> _To be done_
Which lines hold the word "Europe"? Copy each of them from the material.

> _Dataset rows_
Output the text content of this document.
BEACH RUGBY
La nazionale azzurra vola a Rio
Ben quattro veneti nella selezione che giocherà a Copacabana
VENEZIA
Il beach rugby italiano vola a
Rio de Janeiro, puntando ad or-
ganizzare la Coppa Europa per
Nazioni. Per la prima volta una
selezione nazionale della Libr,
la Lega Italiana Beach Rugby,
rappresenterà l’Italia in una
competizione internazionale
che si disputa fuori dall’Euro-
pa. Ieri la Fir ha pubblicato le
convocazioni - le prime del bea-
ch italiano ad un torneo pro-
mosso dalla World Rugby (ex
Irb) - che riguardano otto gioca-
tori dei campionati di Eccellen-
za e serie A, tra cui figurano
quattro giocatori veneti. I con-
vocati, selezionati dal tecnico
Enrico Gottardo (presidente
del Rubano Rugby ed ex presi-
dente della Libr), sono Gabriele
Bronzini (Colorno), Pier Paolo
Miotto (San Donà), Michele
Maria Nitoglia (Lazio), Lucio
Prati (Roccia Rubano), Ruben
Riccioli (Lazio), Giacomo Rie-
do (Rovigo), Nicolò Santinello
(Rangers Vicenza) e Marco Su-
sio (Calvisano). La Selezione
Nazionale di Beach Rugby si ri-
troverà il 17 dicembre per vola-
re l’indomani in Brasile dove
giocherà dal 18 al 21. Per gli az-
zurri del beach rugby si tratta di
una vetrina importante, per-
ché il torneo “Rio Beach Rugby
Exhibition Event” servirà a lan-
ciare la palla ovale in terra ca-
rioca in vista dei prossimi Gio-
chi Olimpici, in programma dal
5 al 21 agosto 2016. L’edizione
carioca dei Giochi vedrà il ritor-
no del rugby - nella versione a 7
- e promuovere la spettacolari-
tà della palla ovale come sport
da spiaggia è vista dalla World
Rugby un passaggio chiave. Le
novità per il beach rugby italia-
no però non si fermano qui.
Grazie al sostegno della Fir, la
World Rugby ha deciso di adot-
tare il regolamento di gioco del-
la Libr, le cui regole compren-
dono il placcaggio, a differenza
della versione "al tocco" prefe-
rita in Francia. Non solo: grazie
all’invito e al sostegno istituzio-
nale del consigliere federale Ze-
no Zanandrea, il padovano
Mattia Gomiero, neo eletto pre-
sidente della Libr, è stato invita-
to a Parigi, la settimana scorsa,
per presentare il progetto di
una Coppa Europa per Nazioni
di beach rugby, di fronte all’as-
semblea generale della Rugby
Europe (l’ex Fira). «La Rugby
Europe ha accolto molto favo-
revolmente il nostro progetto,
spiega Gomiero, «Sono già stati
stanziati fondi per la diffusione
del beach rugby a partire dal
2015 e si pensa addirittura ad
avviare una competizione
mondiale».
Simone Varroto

> _Finished answer_
Europe (l’ex Fira). «La Rugby
Europe ha accolto molto favo-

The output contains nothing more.